Raw records -
== == ==

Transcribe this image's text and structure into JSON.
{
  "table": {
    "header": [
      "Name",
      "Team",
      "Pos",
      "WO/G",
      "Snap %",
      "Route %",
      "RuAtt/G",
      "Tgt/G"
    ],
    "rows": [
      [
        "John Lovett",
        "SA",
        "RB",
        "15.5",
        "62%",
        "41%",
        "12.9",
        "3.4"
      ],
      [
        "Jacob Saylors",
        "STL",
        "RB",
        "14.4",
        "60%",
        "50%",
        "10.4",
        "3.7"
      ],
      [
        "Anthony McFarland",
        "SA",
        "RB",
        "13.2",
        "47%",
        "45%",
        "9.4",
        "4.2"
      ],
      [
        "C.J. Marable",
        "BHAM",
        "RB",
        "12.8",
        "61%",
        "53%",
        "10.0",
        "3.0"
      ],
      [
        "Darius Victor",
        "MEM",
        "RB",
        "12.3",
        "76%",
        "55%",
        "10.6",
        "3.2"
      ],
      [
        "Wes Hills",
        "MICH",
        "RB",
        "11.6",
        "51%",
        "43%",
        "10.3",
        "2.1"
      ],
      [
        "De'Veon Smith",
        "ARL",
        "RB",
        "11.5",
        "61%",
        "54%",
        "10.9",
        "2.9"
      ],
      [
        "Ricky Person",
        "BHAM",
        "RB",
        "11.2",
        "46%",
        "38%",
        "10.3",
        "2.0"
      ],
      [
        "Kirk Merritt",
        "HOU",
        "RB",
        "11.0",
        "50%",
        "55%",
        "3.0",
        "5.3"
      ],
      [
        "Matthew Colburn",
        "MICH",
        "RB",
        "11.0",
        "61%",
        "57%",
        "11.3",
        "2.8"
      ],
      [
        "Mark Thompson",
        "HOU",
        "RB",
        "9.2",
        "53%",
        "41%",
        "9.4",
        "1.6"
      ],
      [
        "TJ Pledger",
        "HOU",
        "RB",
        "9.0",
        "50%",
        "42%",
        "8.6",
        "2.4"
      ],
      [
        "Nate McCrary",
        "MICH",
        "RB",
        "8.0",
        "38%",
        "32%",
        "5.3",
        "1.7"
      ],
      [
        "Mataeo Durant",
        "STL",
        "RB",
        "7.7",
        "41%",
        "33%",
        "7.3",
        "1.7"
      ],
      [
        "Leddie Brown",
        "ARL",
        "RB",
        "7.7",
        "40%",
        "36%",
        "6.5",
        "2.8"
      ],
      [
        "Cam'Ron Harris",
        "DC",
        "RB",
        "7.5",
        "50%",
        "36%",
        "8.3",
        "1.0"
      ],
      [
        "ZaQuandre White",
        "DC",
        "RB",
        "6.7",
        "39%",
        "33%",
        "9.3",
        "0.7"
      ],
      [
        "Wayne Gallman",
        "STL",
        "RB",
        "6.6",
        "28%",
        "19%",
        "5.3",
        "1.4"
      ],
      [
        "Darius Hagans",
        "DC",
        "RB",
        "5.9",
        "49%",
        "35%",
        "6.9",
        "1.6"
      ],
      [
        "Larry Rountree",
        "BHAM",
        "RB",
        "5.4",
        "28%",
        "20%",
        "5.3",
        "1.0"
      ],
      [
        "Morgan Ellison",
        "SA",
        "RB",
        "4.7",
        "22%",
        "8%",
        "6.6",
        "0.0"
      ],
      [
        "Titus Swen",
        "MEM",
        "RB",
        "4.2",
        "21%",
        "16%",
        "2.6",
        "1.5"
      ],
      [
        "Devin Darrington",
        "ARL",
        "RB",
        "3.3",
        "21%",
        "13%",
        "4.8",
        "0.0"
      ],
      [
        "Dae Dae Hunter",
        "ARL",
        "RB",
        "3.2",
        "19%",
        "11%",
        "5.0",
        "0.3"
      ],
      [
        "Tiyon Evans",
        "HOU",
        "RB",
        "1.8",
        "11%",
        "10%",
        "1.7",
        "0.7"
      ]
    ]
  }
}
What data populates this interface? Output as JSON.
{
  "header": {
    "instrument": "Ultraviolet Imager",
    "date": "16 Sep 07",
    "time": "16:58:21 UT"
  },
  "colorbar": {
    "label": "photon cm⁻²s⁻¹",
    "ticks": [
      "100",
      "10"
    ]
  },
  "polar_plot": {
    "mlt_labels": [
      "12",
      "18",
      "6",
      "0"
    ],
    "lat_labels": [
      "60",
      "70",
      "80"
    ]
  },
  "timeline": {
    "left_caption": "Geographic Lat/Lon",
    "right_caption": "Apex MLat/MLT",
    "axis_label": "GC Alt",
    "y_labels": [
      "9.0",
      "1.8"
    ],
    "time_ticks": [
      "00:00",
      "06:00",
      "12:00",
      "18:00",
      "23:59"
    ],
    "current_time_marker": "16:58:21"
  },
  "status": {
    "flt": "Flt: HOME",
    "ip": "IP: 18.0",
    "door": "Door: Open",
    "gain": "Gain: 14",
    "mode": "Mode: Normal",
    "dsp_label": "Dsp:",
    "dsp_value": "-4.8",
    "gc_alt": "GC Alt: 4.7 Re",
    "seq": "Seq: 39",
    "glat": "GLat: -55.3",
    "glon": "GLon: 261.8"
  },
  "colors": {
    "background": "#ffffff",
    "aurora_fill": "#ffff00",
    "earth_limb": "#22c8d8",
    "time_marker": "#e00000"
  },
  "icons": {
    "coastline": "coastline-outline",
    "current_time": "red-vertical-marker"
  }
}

== == ==

Write out all the entries exactly.

Final answer -
Transcribe this image's text and structure into JSON.
{
  "table": {
    "header": [
      "Name",
      "Team",
      "Pos",
      "WO/G",
      "Snap %",
      "Route %",
      "RuAtt/G",
      "Tgt/G"
    ],
    "rows": [
      [
        "John Lovett",
        "SA",
        "RB",
        "15.5",
        "62%",
        "41%",
        "12.9",
        "3.4"
      ],
      [
        "Jacob Saylors",
        "STL",
        "RB",
        "14.4",
        "60%",
        "50%",
        "10.4",
        "3.7"
      ],
      [
        "Anthony McFarland",
        "SA",
        "RB",
        "13.2",
        "47%",
        "45%",
        "9.4",
        "4.2"
      ],
      [
        "C.J. Marable",
        "BHAM",
        "RB",
        "12.8",
        "61%",
        "53%",
        "10.0",
        "3.0"
      ],
      [
        "Darius Victor",
        "MEM",
        "RB",
        "12.3",
        "76%",
        "55%",
        "10.6",
        "3.2"
      ],
      [
        "Wes Hills",
        "MICH",
        "RB",
        "11.6",
        "51%",
        "43%",
        "10.3",
        "2.1"
      ],
      [
        "De'Veon Smith",
        "ARL",
        "RB",
        "11.5",
        "61%",
        "54%",
        "10.9",
        "2.9"
      ],
      [
        "Ricky Person",
        "BHAM",
        "RB",
        "11.2",
        "46%",
        "38%",
        "10.3",
        "2.0"
      ],
      [
        "Kirk Merritt",
        "HOU",
        "RB",
        "11.0",
        "50%",
        "55%",
        "3.0",
        "5.3"
      ],
      [
        "Matthew Colburn",
        "MICH",
        "RB",
        "11.0",
        "61%",
        "57%",
        "11.3",
        "2.8"
      ],
      [
        "Mark Thompson",
        "HOU",
        "RB",
        "9.2",
        "53%",
        "41%",
        "9.4",
        "1.6"
      ],
      [
        "TJ Pledger",
        "HOU",
        "RB",
        "9.0",
        "50%",
        "42%",
        "8.6",
        "2.4"
      ],
      [
        "Nate McCrary",
        "MICH",
        "RB",
        "8.0",
        "38%",
        "32%",
        "5.3",
        "1.7"
      ],
      [
        "Mataeo Durant",
        "STL",
        "RB",
        "7.7",
        "41%",
        "33%",
        "7.3",
        "1.7"
      ],
      [
        "Leddie Brown",
        "ARL",
        "RB",
        "7.7",
        "40%",
        "36%",
        "6.5",
        "2.8"
      ],
      [
        "Cam'Ron Harris",
        "DC",
        "RB",
        "7.5",
        "50%",
        "36%",
        "8.3",
        "1.0"
      ],
      [
        "ZaQuandre White",
        "DC",
        "RB",
        "6.7",
        "39%",
        "33%",
        "9.3",
        "0.7"
      ],
      [
        "Wayne Gallman",
        "STL",
        "RB",
        "6.6",
        "28%",
        "19%",
        "5.3",
        "1.4"
      ],
      [
        "Darius Hagans",
        "DC",
        "RB",
        "5.9",
        "49%",
        "35%",
        "6.9",
        "1.6"
      ],
      [
        "Larry Rountree",
        "BHAM",
        "RB",
        "5.4",
        "28%",
        "20%",
        "5.3",
        "1.0"
      ],
      [
        "Morgan Ellison",
        "SA",
        "RB",
        "4.7",
        "22%",
        "8%",
        "6.6",
        "0.0"
      ],
      [
        "Titus Swen",
        "MEM",
        "RB",
        "4.2",
        "21%",
        "16%",
        "2.6",
        "1.5"
      ],
      [
        "Devin Darrington",
        "ARL",
        "RB",
        "3.3",
        "21%",
        "13%",
        "4.8",
        "0.0"
      ],
      [
        "Dae Dae Hunter",
        "ARL",
        "RB",
        "3.2",
        "19%",
        "11%",
        "5.0",
        "0.3"
      ],
      [
        "Tiyon Evans",
        "HOU",
        "RB",
        "1.8",
        "11%",
        "10%",
        "1.7",
        "0.7"
      ]
    ]
  }
}
What data populates this interface? Output as JSON.
{
  "header": {
    "instrument": "Ultraviolet Imager",
    "date": "16 Sep 07",
    "time": "16:58:21 UT"
  },
  "colorbar": {
    "label": "photon cm⁻²s⁻¹",
    "ticks": [
      "100",
      "10"
    ]
  },
  "polar_plot": {
    "mlt_labels": [
      "12",
      "18",
      "6",
      "0"
    ],
    "lat_labels": [
      "60",
      "70",
      "80"
    ]
  },
  "timeline": {
    "left_caption": "Geographic Lat/Lon",
    "right_caption": "Apex MLat/MLT",
    "axis_label": "GC Alt",
    "y_labels": [
      "9.0",
      "1.8"
    ],
    "time_ticks": [
      "00:00",
      "06:00",
      "12:00",
      "18:00",
      "23:59"
    ],
    "current_time_marker": "16:58:21"
  },
  "status": {
    "flt": "Flt: HOME",
    "ip": "IP: 18.0",
    "door": "Door: Open",
    "gain": "Gain: 14",
    "mode": "Mode: Normal",
    "dsp_label": "Dsp:",
    "dsp_value": "-4.8",
    "gc_alt": "GC Alt: 4.7 Re",
    "seq": "Seq: 39",
    "glat": "GLat: -55.3",
    "glon": "GLon: 261.8"
  },
  "colors": {
    "background": "#ffffff",
    "aurora_fill": "#ffff00",
    "earth_limb": "#22c8d8",
    "time_marker": "#e00000"
  },
  "icons": {
    "coastline": "coastline-outline",
    "current_time": "red-vertical-marker"
  }
}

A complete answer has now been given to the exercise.